_Instructions for the task_
Give a verbatim quotation of every record.

_Records to process_
:::::

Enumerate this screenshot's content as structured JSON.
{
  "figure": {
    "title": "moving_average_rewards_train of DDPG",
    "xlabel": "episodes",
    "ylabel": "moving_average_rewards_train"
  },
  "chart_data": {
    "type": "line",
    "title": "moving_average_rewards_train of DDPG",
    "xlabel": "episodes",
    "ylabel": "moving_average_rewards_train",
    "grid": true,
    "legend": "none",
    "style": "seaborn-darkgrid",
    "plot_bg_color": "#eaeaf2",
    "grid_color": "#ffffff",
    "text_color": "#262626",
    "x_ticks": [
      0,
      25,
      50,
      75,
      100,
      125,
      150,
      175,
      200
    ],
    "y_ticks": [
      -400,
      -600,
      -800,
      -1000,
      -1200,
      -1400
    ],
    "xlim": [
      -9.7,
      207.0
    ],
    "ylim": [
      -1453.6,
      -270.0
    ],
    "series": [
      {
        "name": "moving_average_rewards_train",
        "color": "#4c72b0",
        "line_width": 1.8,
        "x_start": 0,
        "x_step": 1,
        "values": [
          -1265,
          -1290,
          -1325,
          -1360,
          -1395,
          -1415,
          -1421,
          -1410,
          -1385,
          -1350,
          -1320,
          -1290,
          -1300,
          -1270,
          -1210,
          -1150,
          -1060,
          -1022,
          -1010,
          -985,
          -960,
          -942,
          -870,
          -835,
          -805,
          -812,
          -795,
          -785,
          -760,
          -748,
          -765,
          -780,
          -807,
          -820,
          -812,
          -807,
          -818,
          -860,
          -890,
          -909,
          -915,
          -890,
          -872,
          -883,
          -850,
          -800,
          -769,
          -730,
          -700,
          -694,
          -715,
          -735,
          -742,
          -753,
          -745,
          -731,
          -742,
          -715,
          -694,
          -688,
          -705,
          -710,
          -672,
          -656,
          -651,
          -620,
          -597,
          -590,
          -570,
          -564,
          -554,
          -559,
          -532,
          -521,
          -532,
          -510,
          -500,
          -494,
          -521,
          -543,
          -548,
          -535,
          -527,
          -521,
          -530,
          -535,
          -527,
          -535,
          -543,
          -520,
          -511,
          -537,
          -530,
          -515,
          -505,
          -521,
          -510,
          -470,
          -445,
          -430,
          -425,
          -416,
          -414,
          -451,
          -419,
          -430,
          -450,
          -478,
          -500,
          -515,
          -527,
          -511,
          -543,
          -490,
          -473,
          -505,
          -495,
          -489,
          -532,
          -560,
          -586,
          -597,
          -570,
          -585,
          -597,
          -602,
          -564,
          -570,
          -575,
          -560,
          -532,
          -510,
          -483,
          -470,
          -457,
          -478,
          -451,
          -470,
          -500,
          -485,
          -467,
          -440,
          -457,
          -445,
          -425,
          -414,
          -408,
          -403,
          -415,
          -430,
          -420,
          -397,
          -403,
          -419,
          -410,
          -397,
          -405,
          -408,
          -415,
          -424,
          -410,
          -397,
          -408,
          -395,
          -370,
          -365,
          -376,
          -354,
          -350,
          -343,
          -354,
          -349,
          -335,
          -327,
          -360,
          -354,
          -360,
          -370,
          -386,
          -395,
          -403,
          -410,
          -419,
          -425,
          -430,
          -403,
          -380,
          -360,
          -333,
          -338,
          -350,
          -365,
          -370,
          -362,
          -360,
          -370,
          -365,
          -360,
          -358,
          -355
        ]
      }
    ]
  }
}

:::::

_Full output_
Enumerate this screenshot's content as structured JSON.
{
  "figure": {
    "title": "moving_average_rewards_train of DDPG",
    "xlabel": "episodes",
    "ylabel": "moving_average_rewards_train"
  },
  "chart_data": {
    "type": "line",
    "title": "moving_average_rewards_train of DDPG",
    "xlabel": "episodes",
    "ylabel": "moving_average_rewards_train",
    "grid": true,
    "legend": "none",
    "style": "seaborn-darkgrid",
    "plot_bg_color": "#eaeaf2",
    "grid_color": "#ffffff",
    "text_color": "#262626",
    "x_ticks": [
      0,
      25,
      50,
      75,
      100,
      125,
      150,
      175,
      200
    ],
    "y_ticks": [
      -400,
      -600,
      -800,
      -1000,
      -1200,
      -1400
    ],
    "xlim": [
      -9.7,
      207.0
    ],
    "ylim": [
      -1453.6,
      -270.0
    ],
    "series": [
      {
        "name": "moving_average_rewards_train",
        "color": "#4c72b0",
        "line_width": 1.8,
        "x_start": 0,
        "x_step": 1,
        "values": [
          -1265,
          -1290,
          -1325,
          -1360,
          -1395,
          -1415,
          -1421,
          -1410,
          -1385,
          -1350,
          -1320,
          -1290,
          -1300,
          -1270,
          -1210,
          -1150,
          -1060,
          -1022,
          -1010,
          -985,
          -960,
          -942,
          -870,
          -835,
          -805,
          -812,
          -795,
          -785,
          -760,
          -748,
          -765,
          -780,
          -807,
          -820,
          -812,
          -807,
          -818,
          -860,
          -890,
          -909,
          -915,
          -890,
          -872,
          -883,
          -850,
          -800,
          -769,
          -730,
          -700,
          -694,
          -715,
          -735,
          -742,
          -753,
          -745,
          -731,
          -742,
          -715,
          -694,
          -688,
          -705,
          -710,
          -672,
          -656,
          -651,
          -620,
          -597,
          -590,
          -570,
          -564,
          -554,
          -559,
          -532,
          -521,
          -532,
          -510,
          -500,
          -494,
          -521,
          -543,
          -548,
          -535,
          -527,
          -521,
          -530,
          -535,
          -527,
          -535,
          -543,
          -520,
          -511,
          -537,
          -530,
          -515,
          -505,
          -521,
          -510,
          -470,
          -445,
          -430,
          -425,
          -416,
          -414,
          -451,
          -419,
          -430,
          -450,
          -478,
          -500,
          -515,
          -527,
          -511,
          -543,
          -490,
          -473,
          -505,
          -495,
          -489,
          -532,
          -560,
          -586,
          -597,
          -570,
          -585,
          -597,
          -602,
          -564,
          -570,
          -575,
          -560,
          -532,
          -510,
          -483,
          -470,
          -457,
          -478,
          -451,
          -470,
          -500,
          -485,
          -467,
          -440,
          -457,
          -445,
          -425,
          -414,
          -408,
          -403,
          -415,
          -430,
          -420,
          -397,
          -403,
          -419,
          -410,
          -397,
          -405,
          -408,
          -415,
          -424,
          -410,
          -397,
          -408,
          -395,
          -370,
          -365,
          -376,
          -354,
          -350,
          -343,
          -354,
          -349,
          -335,
          -327,
          -360,
          -354,
          -360,
          -370,
          -386,
          -395,
          -403,
          -410,
          -419,
          -425,
          -430,
          -403,
          -380,
          -360,
          -333,
          -338,
          -350,
          -365,
          -370,
          -362,
          -360,
          -370,
          -365,
          -360,
          -358,
          -355
        ]
      }
    ]
  }
}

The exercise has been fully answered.